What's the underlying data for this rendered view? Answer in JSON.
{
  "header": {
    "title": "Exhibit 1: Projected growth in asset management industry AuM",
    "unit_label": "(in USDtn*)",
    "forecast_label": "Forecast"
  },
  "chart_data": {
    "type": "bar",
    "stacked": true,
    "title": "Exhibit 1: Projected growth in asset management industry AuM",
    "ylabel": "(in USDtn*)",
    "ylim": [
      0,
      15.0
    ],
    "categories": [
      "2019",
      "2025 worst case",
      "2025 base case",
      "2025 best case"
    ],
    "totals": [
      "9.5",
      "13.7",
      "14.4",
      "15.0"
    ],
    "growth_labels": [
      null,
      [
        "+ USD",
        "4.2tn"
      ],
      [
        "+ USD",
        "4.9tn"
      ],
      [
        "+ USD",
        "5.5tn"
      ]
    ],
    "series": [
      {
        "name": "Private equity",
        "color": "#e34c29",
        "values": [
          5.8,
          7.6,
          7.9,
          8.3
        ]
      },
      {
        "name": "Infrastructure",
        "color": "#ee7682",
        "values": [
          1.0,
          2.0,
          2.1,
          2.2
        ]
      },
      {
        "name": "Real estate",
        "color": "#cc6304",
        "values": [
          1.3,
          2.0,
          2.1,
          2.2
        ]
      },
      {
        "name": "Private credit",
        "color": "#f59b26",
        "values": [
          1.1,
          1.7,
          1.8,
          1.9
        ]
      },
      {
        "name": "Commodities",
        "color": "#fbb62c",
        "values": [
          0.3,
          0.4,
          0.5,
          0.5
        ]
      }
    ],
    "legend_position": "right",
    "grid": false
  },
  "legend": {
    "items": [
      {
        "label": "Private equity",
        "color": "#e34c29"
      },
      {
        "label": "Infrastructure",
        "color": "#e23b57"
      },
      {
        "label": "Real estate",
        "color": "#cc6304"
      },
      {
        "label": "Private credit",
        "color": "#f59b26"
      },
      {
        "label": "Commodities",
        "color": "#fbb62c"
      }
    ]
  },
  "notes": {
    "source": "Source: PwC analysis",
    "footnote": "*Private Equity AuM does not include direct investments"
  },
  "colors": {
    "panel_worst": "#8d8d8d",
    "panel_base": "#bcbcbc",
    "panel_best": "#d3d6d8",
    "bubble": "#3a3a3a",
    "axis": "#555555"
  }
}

- - - - -

**PROBLEM TO WORK ON:** Restate the whole of the material exactly.

**TASK RESPONSE:**
What's the underlying data for this rendered view? Answer in JSON.
{
  "header": {
    "title": "Exhibit 1: Projected growth in asset management industry AuM",
    "unit_label": "(in USDtn*)",
    "forecast_label": "Forecast"
  },
  "chart_data": {
    "type": "bar",
    "stacked": true,
    "title": "Exhibit 1: Projected growth in asset management industry AuM",
    "ylabel": "(in USDtn*)",
    "ylim": [
      0,
      15.0
    ],
    "categories": [
      "2019",
      "2025 worst case",
      "2025 base case",
      "2025 best case"
    ],
    "totals": [
      "9.5",
      "13.7",
      "14.4",
      "15.0"
    ],
    "growth_labels": [
      null,
      [
        "+ USD",
        "4.2tn"
      ],
      [
        "+ USD",
        "4.9tn"
      ],
      [
        "+ USD",
        "5.5tn"
      ]
    ],
    "series": [
      {
        "name": "Private equity",
        "color": "#e34c29",
        "values": [
          5.8,
          7.6,
          7.9,
          8.3
        ]
      },
      {
        "name": "Infrastructure",
        "color": "#ee7682",
        "values": [
          1.0,
          2.0,
          2.1,
          2.2
        ]
      },
      {
        "name": "Real estate",
        "color": "#cc6304",
        "values": [
          1.3,
          2.0,
          2.1,
          2.2
        ]
      },
      {
        "name": "Private credit",
        "color": "#f59b26",
        "values": [
          1.1,
          1.7,
          1.8,
          1.9
        ]
      },
      {
        "name": "Commodities",
        "color": "#fbb62c",
        "values": [
          0.3,
          0.4,
          0.5,
          0.5
        ]
      }
    ],
    "legend_position": "right",
    "grid": false
  },
  "legend": {
    "items": [
      {
        "label": "Private equity",
        "color": "#e34c29"
      },
      {
        "label": "Infrastructure",
        "color": "#e23b57"
      },
      {
        "label": "Real estate",
        "color": "#cc6304"
      },
      {
        "label": "Private credit",
        "color": "#f59b26"
      },
      {
        "label": "Commodities",
        "color": "#fbb62c"
      }
    ]
  },
  "notes": {
    "source": "Source: PwC analysis",
    "footnote": "*Private Equity AuM does not include direct investments"
  },
  "colors": {
    "panel_worst": "#8d8d8d",
    "panel_base": "#bcbcbc",
    "panel_best": "#d3d6d8",
    "bubble": "#3a3a3a",
    "axis": "#555555"
  }
}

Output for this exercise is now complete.